## WHAT THE TASK REQUIRES
Write out every entry precisely as given, leaving the pictures out.

[Start of DATASET]

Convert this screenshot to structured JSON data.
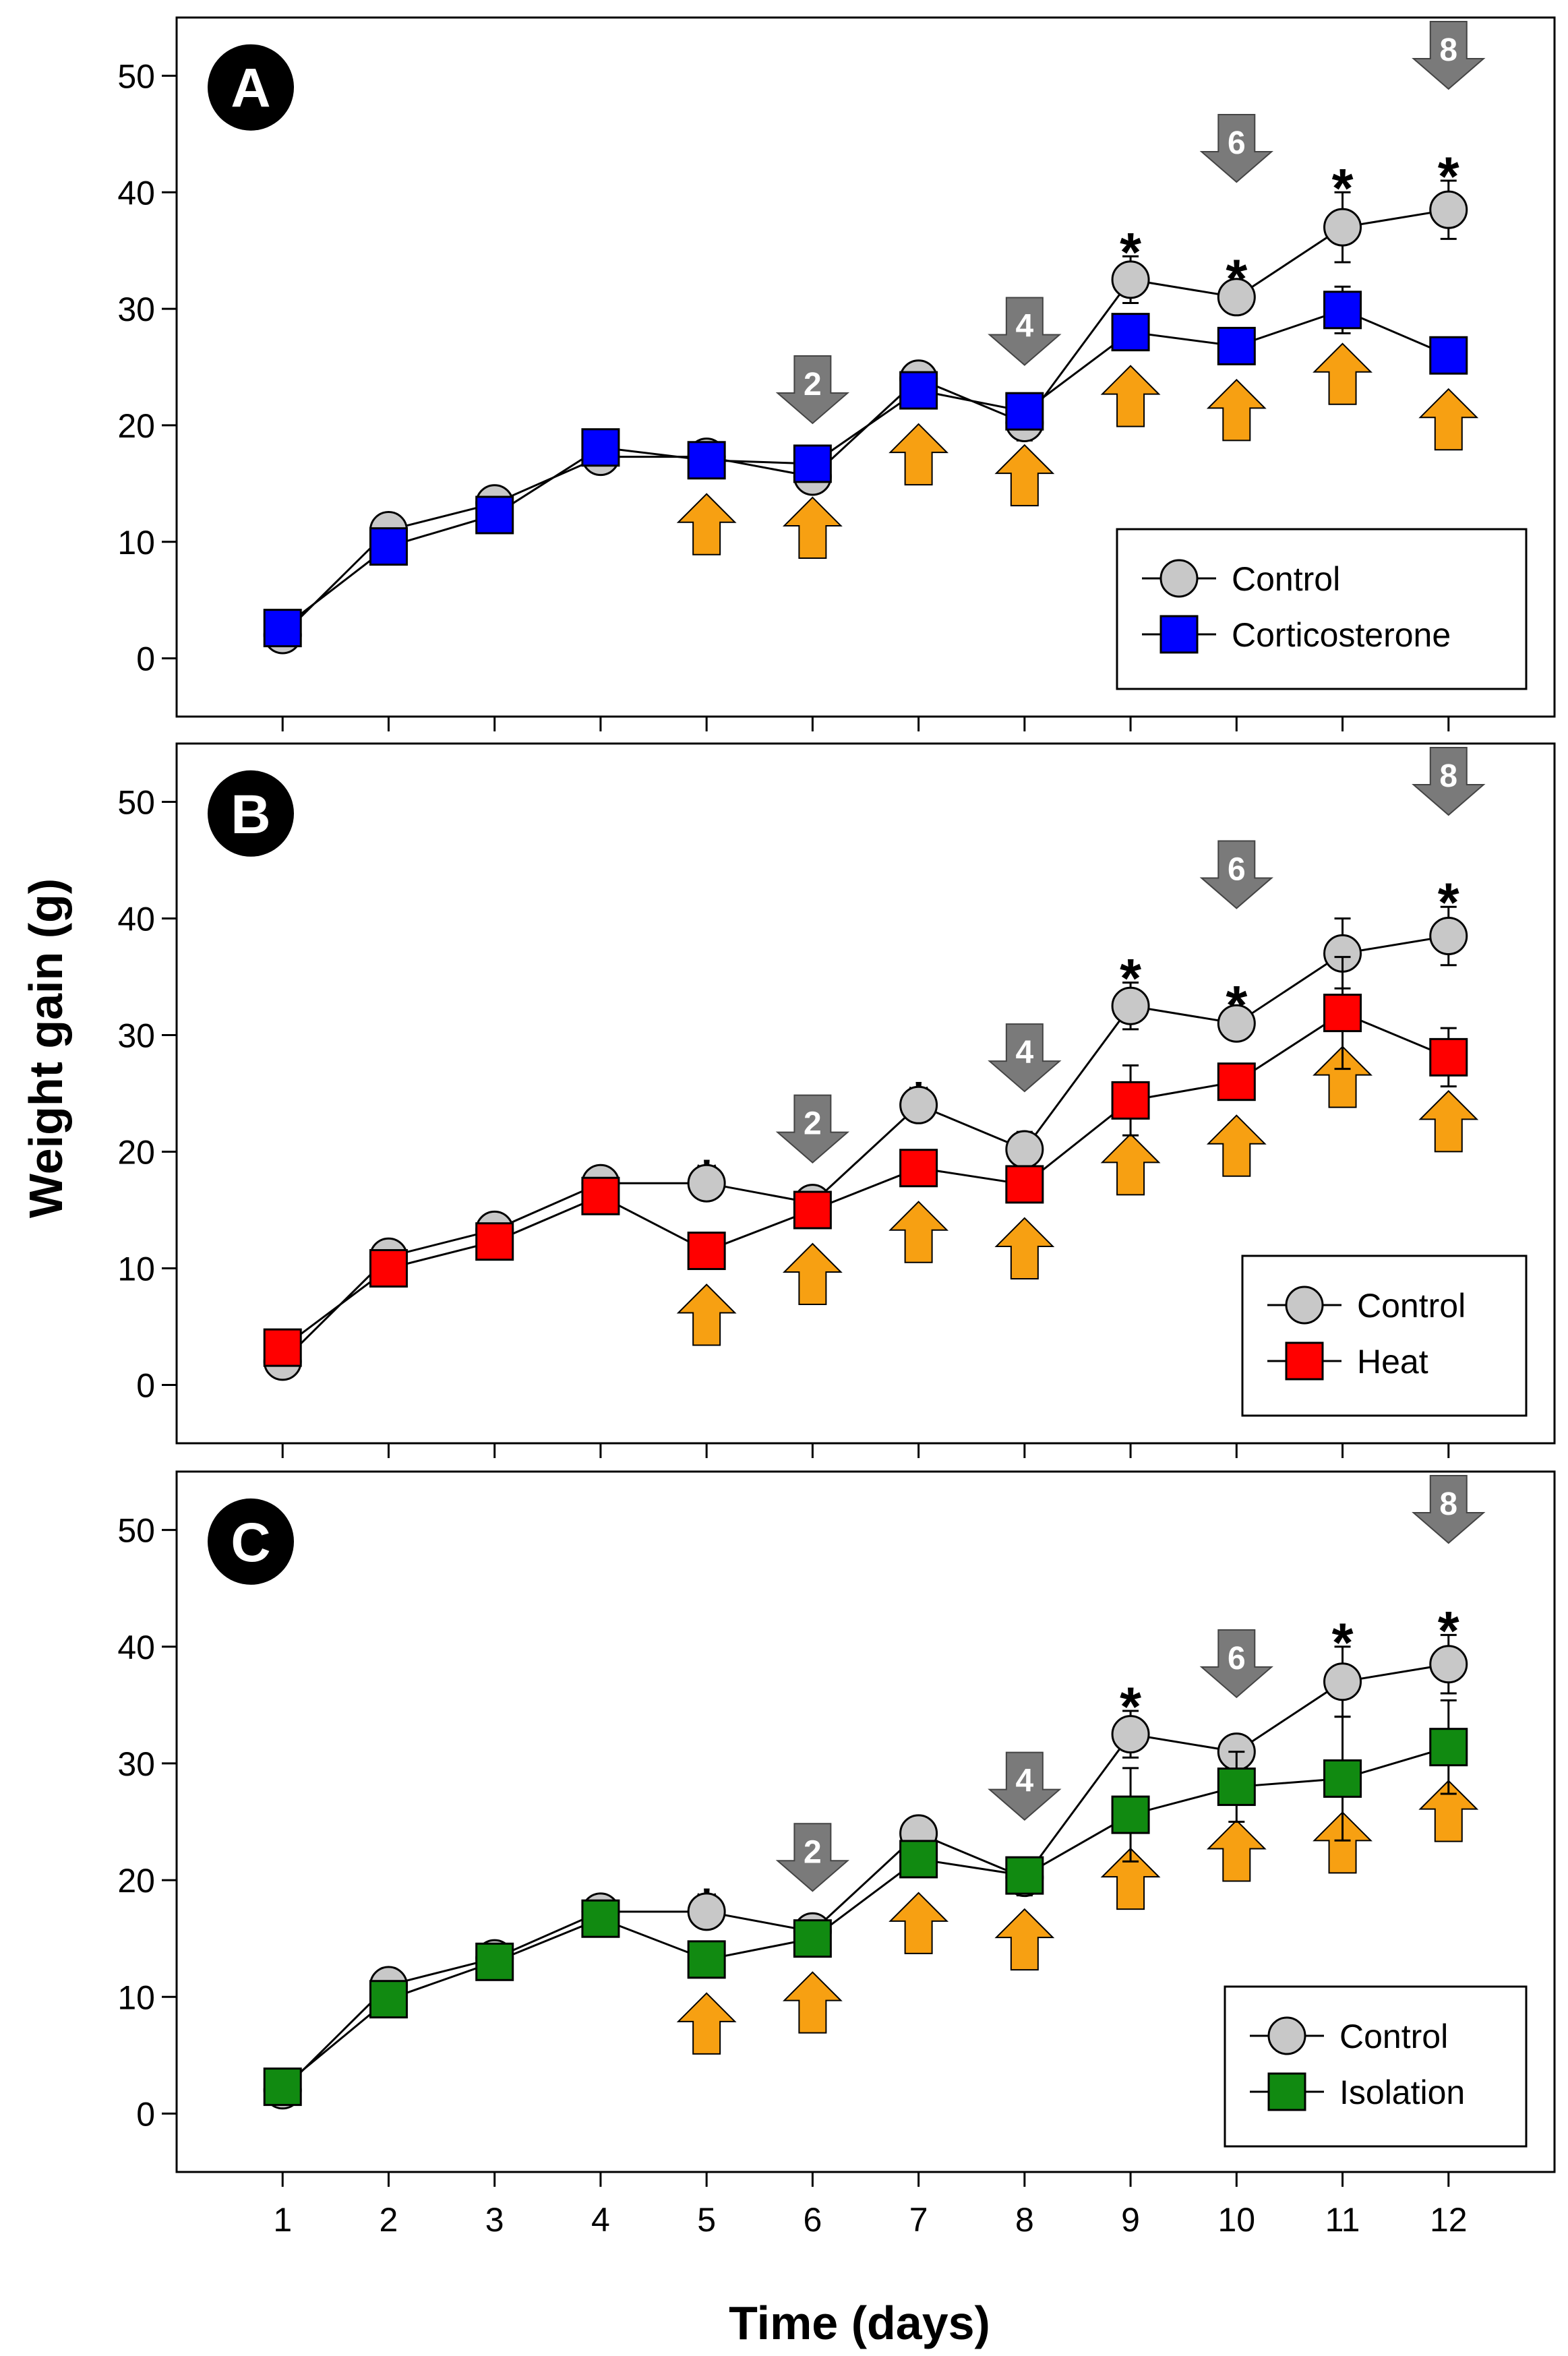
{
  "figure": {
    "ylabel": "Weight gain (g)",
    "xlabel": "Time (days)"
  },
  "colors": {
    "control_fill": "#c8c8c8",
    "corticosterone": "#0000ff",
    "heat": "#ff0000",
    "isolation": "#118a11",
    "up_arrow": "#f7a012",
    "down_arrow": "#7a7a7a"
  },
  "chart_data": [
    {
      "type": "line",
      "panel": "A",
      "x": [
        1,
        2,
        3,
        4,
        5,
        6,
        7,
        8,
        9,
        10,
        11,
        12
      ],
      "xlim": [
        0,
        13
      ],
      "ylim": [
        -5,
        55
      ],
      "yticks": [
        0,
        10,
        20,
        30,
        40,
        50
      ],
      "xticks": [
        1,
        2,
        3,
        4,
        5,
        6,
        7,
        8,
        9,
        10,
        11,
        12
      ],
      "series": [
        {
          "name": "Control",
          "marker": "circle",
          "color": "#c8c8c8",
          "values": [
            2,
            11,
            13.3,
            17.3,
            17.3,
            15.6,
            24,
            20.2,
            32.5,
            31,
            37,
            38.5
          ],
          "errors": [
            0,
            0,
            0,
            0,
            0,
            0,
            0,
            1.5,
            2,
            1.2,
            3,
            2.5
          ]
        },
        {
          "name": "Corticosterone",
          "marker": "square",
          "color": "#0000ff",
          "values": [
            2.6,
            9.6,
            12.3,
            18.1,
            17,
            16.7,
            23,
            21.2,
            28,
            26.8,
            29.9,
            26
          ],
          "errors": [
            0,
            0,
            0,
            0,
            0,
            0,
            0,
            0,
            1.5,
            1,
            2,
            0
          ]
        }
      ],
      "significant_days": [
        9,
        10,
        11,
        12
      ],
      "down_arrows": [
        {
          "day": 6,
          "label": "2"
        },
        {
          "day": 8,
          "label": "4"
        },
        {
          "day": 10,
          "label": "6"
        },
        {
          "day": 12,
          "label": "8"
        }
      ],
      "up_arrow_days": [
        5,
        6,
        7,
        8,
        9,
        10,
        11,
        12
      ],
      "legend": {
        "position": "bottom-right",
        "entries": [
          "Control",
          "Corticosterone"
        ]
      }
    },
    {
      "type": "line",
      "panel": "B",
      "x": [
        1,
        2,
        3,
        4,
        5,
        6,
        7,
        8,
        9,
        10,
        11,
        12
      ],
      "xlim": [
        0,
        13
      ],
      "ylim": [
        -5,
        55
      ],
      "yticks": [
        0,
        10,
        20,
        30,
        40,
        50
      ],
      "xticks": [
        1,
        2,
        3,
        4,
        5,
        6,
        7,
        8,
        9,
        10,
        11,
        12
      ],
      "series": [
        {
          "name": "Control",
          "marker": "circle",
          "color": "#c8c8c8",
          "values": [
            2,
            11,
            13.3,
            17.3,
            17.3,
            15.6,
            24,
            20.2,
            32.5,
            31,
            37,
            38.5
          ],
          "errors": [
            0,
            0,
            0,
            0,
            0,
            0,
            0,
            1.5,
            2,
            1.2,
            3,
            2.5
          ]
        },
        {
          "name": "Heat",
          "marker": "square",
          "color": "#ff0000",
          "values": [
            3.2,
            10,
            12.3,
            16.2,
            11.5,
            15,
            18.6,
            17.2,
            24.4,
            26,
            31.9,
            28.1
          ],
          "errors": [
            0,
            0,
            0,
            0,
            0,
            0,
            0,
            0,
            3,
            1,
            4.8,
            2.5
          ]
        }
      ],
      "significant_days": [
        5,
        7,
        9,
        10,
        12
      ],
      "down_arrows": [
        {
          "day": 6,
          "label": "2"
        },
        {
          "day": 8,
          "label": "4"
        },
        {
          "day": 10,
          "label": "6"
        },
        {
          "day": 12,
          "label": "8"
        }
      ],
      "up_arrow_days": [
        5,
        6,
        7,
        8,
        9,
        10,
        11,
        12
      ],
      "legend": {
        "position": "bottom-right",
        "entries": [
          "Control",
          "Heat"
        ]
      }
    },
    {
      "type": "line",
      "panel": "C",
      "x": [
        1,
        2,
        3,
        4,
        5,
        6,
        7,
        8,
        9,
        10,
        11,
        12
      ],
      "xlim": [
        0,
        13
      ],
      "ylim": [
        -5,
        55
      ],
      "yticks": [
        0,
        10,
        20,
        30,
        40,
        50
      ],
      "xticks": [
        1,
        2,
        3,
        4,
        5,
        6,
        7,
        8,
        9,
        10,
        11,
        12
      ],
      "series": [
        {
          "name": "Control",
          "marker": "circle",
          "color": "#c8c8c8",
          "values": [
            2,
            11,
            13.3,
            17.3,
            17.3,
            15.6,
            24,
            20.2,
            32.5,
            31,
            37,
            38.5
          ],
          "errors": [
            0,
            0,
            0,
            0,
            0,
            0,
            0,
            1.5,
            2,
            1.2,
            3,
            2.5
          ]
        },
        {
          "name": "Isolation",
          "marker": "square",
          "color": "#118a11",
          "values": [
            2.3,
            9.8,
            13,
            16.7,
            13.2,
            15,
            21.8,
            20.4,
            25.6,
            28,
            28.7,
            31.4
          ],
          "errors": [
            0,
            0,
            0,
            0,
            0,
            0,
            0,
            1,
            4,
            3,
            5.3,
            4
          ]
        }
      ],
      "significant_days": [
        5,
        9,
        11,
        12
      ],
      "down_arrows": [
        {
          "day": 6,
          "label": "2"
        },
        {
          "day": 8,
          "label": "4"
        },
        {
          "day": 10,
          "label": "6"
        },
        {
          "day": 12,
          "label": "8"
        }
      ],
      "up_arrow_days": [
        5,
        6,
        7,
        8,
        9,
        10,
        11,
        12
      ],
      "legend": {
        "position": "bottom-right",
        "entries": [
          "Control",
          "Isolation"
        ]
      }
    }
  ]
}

[End of DATASET]

## WRITTEN SOLUTION
Convert this screenshot to structured JSON data.
{
  "figure": {
    "ylabel": "Weight gain (g)",
    "xlabel": "Time (days)"
  },
  "colors": {
    "control_fill": "#c8c8c8",
    "corticosterone": "#0000ff",
    "heat": "#ff0000",
    "isolation": "#118a11",
    "up_arrow": "#f7a012",
    "down_arrow": "#7a7a7a"
  },
  "chart_data": [
    {
      "type": "line",
      "panel": "A",
      "x": [
        1,
        2,
        3,
        4,
        5,
        6,
        7,
        8,
        9,
        10,
        11,
        12
      ],
      "xlim": [
        0,
        13
      ],
      "ylim": [
        -5,
        55
      ],
      "yticks": [
        0,
        10,
        20,
        30,
        40,
        50
      ],
      "xticks": [
        1,
        2,
        3,
        4,
        5,
        6,
        7,
        8,
        9,
        10,
        11,
        12
      ],
      "series": [
        {
          "name": "Control",
          "marker": "circle",
          "color": "#c8c8c8",
          "values": [
            2,
            11,
            13.3,
            17.3,
            17.3,
            15.6,
            24,
            20.2,
            32.5,
            31,
            37,
            38.5
          ],
          "errors": [
            0,
            0,
            0,
            0,
            0,
            0,
            0,
            1.5,
            2,
            1.2,
            3,
            2.5
          ]
        },
        {
          "name": "Corticosterone",
          "marker": "square",
          "color": "#0000ff",
          "values": [
            2.6,
            9.6,
            12.3,
            18.1,
            17,
            16.7,
            23,
            21.2,
            28,
            26.8,
            29.9,
            26
          ],
          "errors": [
            0,
            0,
            0,
            0,
            0,
            0,
            0,
            0,
            1.5,
            1,
            2,
            0
          ]
        }
      ],
      "significant_days": [
        9,
        10,
        11,
        12
      ],
      "down_arrows": [
        {
          "day": 6,
          "label": "2"
        },
        {
          "day": 8,
          "label": "4"
        },
        {
          "day": 10,
          "label": "6"
        },
        {
          "day": 12,
          "label": "8"
        }
      ],
      "up_arrow_days": [
        5,
        6,
        7,
        8,
        9,
        10,
        11,
        12
      ],
      "legend": {
        "position": "bottom-right",
        "entries": [
          "Control",
          "Corticosterone"
        ]
      }
    },
    {
      "type": "line",
      "panel": "B",
      "x": [
        1,
        2,
        3,
        4,
        5,
        6,
        7,
        8,
        9,
        10,
        11,
        12
      ],
      "xlim": [
        0,
        13
      ],
      "ylim": [
        -5,
        55
      ],
      "yticks": [
        0,
        10,
        20,
        30,
        40,
        50
      ],
      "xticks": [
        1,
        2,
        3,
        4,
        5,
        6,
        7,
        8,
        9,
        10,
        11,
        12
      ],
      "series": [
        {
          "name": "Control",
          "marker": "circle",
          "color": "#c8c8c8",
          "values": [
            2,
            11,
            13.3,
            17.3,
            17.3,
            15.6,
            24,
            20.2,
            32.5,
            31,
            37,
            38.5
          ],
          "errors": [
            0,
            0,
            0,
            0,
            0,
            0,
            0,
            1.5,
            2,
            1.2,
            3,
            2.5
          ]
        },
        {
          "name": "Heat",
          "marker": "square",
          "color": "#ff0000",
          "values": [
            3.2,
            10,
            12.3,
            16.2,
            11.5,
            15,
            18.6,
            17.2,
            24.4,
            26,
            31.9,
            28.1
          ],
          "errors": [
            0,
            0,
            0,
            0,
            0,
            0,
            0,
            0,
            3,
            1,
            4.8,
            2.5
          ]
        }
      ],
      "significant_days": [
        5,
        7,
        9,
        10,
        12
      ],
      "down_arrows": [
        {
          "day": 6,
          "label": "2"
        },
        {
          "day": 8,
          "label": "4"
        },
        {
          "day": 10,
          "label": "6"
        },
        {
          "day": 12,
          "label": "8"
        }
      ],
      "up_arrow_days": [
        5,
        6,
        7,
        8,
        9,
        10,
        11,
        12
      ],
      "legend": {
        "position": "bottom-right",
        "entries": [
          "Control",
          "Heat"
        ]
      }
    },
    {
      "type": "line",
      "panel": "C",
      "x": [
        1,
        2,
        3,
        4,
        5,
        6,
        7,
        8,
        9,
        10,
        11,
        12
      ],
      "xlim": [
        0,
        13
      ],
      "ylim": [
        -5,
        55
      ],
      "yticks": [
        0,
        10,
        20,
        30,
        40,
        50
      ],
      "xticks": [
        1,
        2,
        3,
        4,
        5,
        6,
        7,
        8,
        9,
        10,
        11,
        12
      ],
      "series": [
        {
          "name": "Control",
          "marker": "circle",
          "color": "#c8c8c8",
          "values": [
            2,
            11,
            13.3,
            17.3,
            17.3,
            15.6,
            24,
            20.2,
            32.5,
            31,
            37,
            38.5
          ],
          "errors": [
            0,
            0,
            0,
            0,
            0,
            0,
            0,
            1.5,
            2,
            1.2,
            3,
            2.5
          ]
        },
        {
          "name": "Isolation",
          "marker": "square",
          "color": "#118a11",
          "values": [
            2.3,
            9.8,
            13,
            16.7,
            13.2,
            15,
            21.8,
            20.4,
            25.6,
            28,
            28.7,
            31.4
          ],
          "errors": [
            0,
            0,
            0,
            0,
            0,
            0,
            0,
            1,
            4,
            3,
            5.3,
            4
          ]
        }
      ],
      "significant_days": [
        5,
        9,
        11,
        12
      ],
      "down_arrows": [
        {
          "day": 6,
          "label": "2"
        },
        {
          "day": 8,
          "label": "4"
        },
        {
          "day": 10,
          "label": "6"
        },
        {
          "day": 12,
          "label": "8"
        }
      ],
      "up_arrow_days": [
        5,
        6,
        7,
        8,
        9,
        10,
        11,
        12
      ],
      "legend": {
        "position": "bottom-right",
        "entries": [
          "Control",
          "Isolation"
        ]
      }
    }
  ]
}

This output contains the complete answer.